To be done → Filter the entries, keeping every line with the word "benchmarks".

Stored records →
▼

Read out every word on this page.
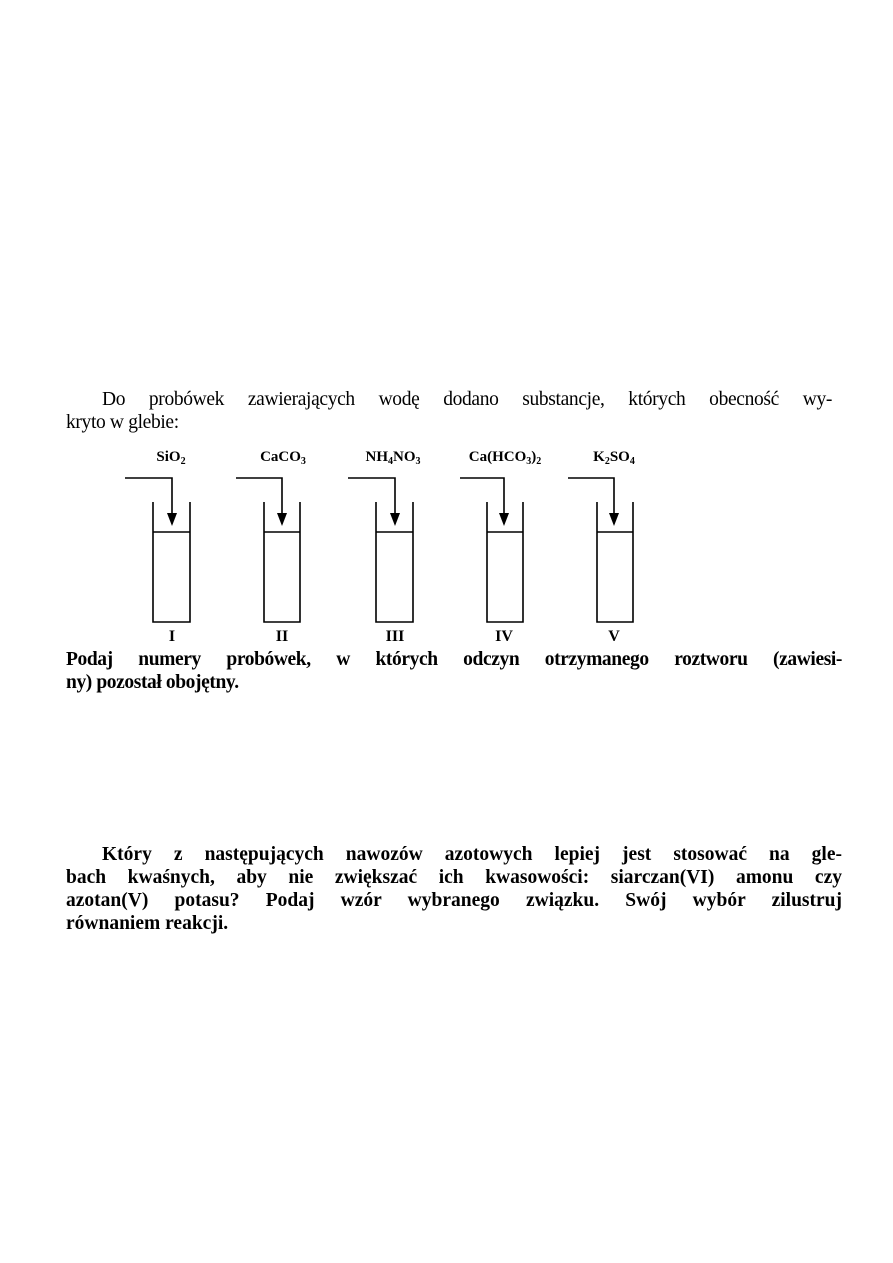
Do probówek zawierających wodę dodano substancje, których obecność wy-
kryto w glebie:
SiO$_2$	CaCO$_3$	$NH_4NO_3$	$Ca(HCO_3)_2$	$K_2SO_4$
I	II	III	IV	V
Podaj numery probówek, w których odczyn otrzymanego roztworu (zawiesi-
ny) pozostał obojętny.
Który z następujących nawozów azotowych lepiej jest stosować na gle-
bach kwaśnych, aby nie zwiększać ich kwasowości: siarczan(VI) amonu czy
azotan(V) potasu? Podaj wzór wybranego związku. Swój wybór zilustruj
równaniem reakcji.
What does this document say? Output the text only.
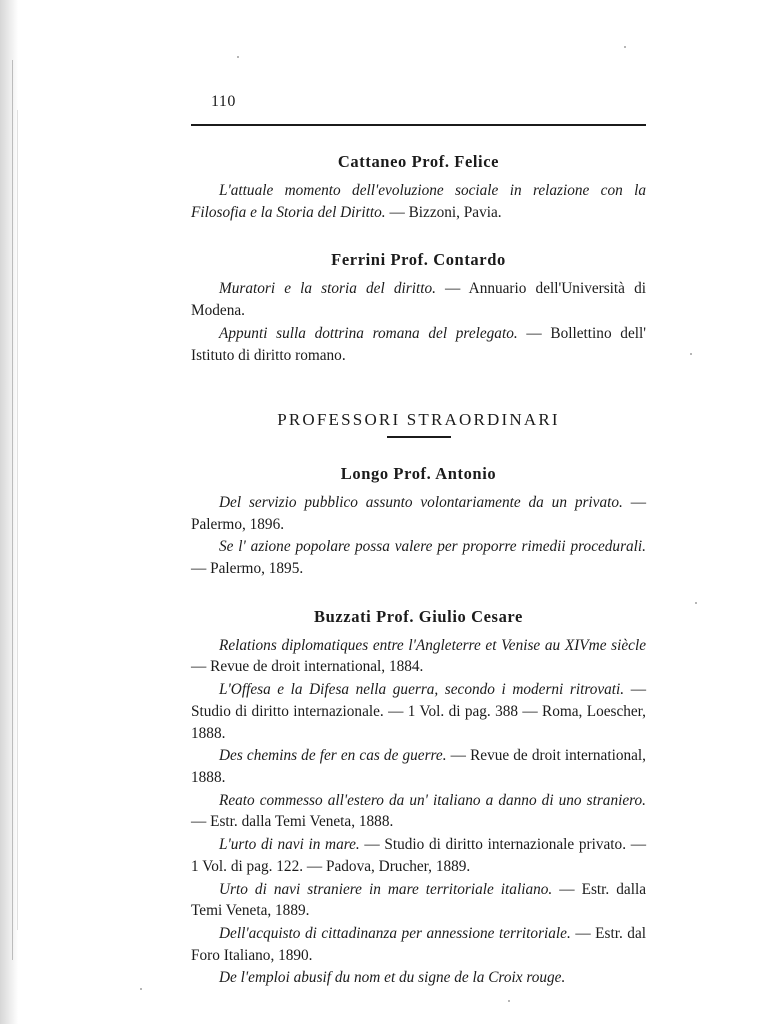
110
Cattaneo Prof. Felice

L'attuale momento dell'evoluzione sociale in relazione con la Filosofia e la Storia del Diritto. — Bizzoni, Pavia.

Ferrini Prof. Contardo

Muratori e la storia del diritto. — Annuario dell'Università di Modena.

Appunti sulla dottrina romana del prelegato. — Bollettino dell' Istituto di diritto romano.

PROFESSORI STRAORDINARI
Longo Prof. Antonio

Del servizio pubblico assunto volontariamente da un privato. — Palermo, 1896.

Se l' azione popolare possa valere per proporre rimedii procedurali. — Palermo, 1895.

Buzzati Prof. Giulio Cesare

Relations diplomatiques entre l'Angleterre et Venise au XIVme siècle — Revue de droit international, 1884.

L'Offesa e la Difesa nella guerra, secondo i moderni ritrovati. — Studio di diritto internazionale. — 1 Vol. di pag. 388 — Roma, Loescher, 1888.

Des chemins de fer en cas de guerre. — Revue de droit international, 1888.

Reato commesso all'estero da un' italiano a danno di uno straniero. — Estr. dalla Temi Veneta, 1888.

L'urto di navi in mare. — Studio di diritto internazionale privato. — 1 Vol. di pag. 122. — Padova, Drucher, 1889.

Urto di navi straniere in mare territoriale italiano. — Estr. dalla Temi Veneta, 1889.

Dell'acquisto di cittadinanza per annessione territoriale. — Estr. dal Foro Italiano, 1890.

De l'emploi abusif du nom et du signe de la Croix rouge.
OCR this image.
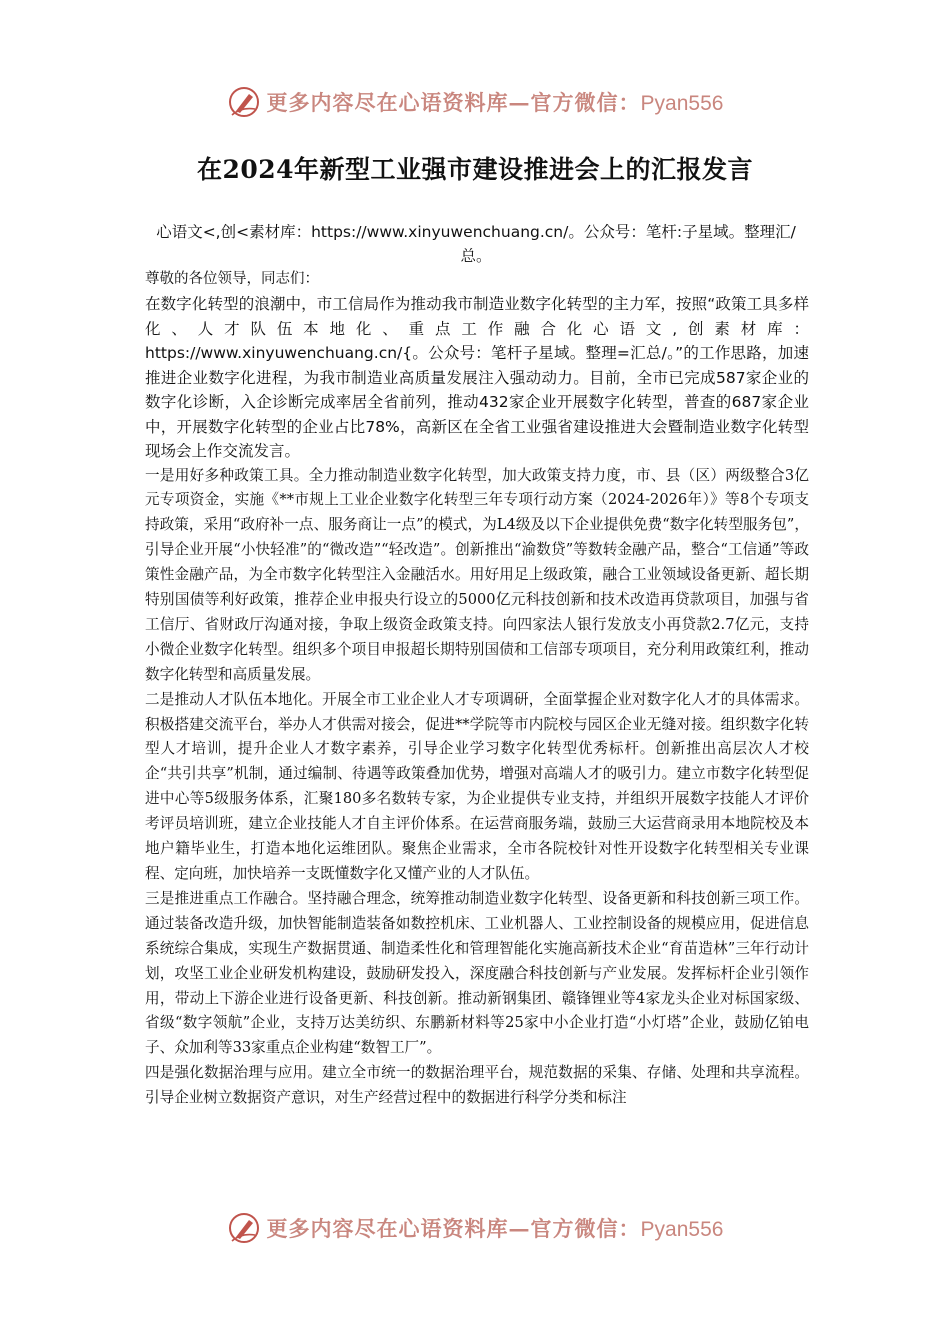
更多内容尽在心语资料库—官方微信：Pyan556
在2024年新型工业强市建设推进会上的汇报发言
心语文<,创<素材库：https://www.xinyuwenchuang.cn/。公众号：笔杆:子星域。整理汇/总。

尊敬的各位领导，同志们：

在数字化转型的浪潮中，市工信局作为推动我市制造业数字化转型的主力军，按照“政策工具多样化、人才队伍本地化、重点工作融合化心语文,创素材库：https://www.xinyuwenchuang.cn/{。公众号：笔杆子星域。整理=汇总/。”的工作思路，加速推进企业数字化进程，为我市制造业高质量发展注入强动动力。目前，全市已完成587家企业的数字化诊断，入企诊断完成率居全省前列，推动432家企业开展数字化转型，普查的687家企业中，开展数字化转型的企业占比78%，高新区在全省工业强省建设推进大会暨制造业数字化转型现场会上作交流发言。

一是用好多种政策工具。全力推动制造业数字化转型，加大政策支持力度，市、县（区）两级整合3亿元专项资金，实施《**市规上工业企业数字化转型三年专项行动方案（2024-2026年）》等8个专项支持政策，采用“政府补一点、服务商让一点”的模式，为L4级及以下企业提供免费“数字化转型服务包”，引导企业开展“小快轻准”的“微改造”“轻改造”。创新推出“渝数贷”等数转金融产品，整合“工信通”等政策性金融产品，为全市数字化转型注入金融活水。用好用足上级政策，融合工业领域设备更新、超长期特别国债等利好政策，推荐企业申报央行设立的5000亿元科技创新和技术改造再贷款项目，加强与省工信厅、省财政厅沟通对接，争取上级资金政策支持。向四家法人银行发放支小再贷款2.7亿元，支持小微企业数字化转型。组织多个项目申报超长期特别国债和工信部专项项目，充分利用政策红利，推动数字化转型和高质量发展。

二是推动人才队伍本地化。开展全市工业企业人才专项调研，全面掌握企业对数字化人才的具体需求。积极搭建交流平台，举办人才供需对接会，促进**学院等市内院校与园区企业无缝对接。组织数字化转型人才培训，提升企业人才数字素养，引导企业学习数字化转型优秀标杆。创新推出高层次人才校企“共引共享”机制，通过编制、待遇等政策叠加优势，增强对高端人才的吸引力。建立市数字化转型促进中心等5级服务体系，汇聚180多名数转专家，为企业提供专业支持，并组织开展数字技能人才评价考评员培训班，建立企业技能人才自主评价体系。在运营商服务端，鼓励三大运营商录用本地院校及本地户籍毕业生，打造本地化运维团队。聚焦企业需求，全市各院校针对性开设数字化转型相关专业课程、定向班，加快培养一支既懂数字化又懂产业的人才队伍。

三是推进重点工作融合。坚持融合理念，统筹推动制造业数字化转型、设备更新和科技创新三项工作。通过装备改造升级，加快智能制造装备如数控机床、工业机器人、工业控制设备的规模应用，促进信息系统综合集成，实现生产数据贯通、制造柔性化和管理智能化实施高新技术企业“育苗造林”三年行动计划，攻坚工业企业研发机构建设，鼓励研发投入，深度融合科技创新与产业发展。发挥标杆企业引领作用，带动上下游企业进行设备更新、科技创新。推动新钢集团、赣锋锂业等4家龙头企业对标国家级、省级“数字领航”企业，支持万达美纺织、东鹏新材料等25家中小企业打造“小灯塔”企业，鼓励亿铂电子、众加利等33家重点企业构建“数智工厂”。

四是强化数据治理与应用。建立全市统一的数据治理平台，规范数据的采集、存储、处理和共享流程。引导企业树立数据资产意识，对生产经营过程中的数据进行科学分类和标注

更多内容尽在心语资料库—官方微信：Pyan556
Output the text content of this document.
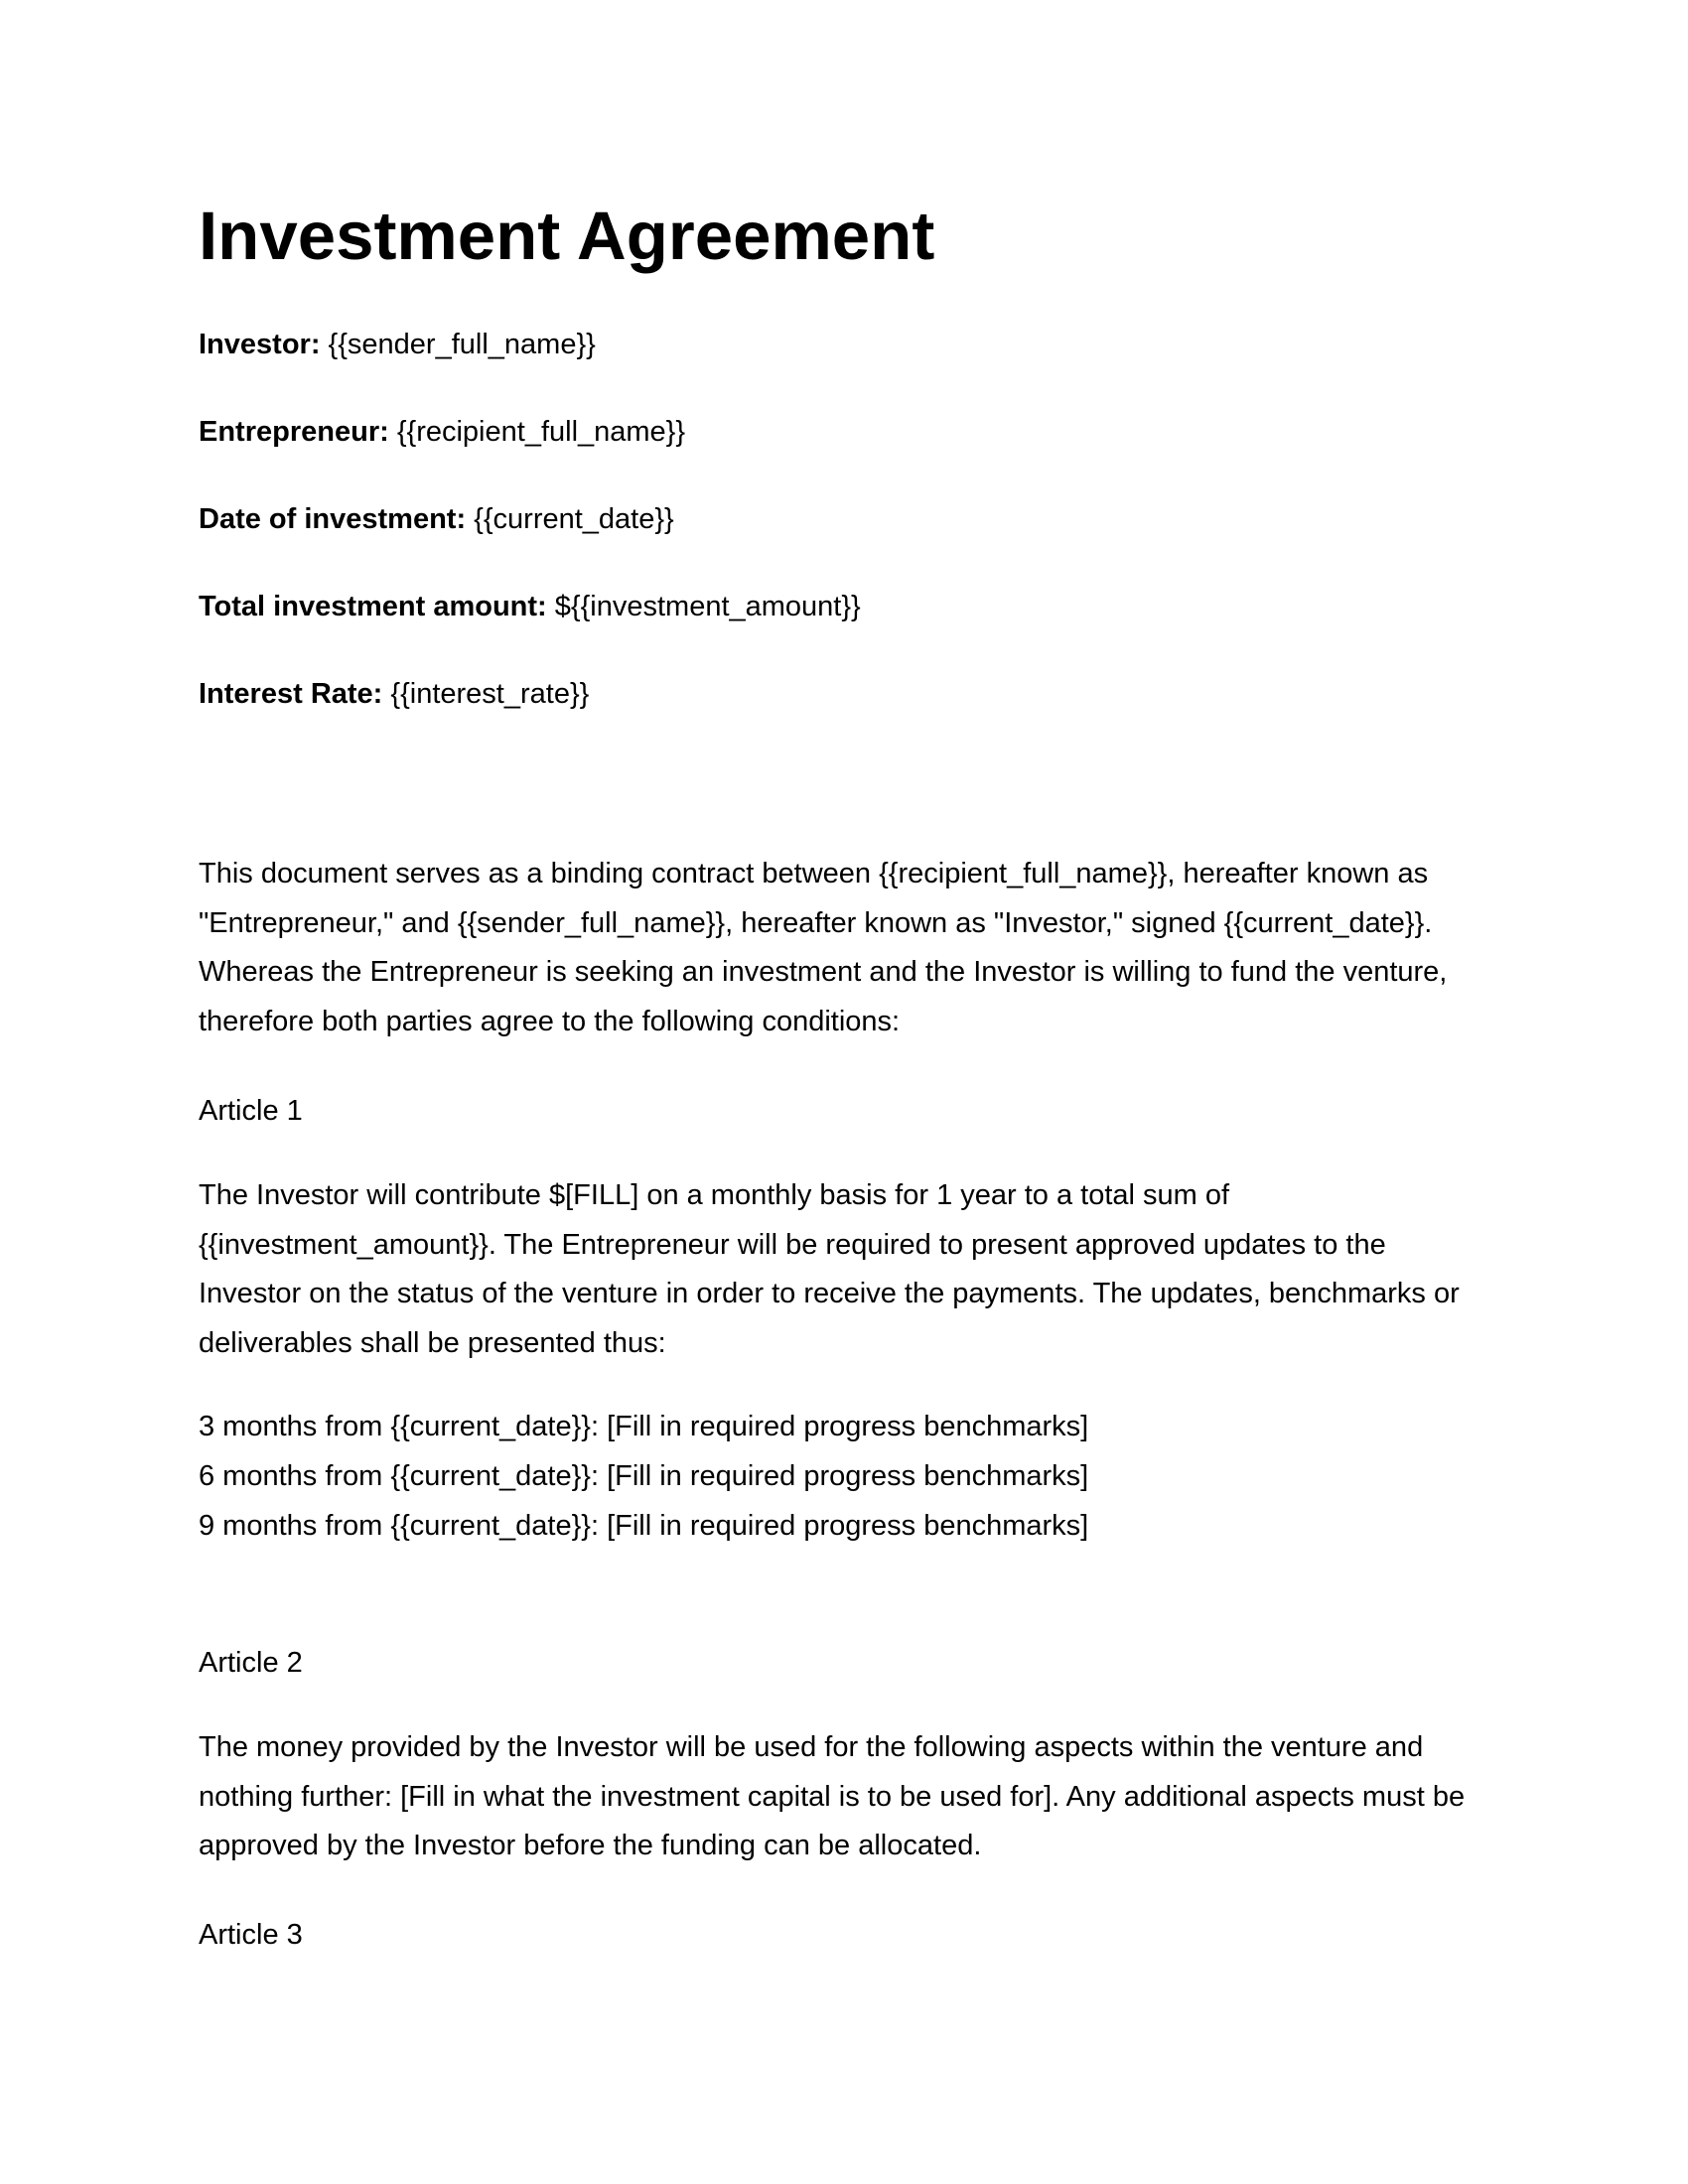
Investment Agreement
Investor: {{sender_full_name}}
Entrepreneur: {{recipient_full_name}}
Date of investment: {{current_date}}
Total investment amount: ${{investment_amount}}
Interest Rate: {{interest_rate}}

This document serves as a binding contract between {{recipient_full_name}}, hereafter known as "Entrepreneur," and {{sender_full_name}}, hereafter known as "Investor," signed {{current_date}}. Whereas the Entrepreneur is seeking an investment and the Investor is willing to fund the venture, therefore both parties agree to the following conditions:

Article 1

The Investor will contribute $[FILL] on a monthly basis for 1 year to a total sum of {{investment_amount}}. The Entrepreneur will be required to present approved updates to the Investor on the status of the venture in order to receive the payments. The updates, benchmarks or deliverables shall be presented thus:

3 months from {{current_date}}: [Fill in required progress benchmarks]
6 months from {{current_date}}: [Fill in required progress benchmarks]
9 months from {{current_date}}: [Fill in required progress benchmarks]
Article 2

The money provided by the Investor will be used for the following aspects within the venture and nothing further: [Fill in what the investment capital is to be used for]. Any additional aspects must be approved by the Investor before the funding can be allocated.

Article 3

▲

Exercise result →
The Investor will contribute $[FILL] on a monthly basis for 1 year to a total sum of {{investment_amount}}. The Entrepreneur will be required to present approved updates to the Investor on the status of the venture in order to receive the payments. The updates, benchmarks or deliverables shall be presented thus:
3 months from {{current_date}}: [Fill in required progress benchmarks]
6 months from {{current_date}}: [Fill in required progress benchmarks]
9 months from {{current_date}}: [Fill in required progress benchmarks]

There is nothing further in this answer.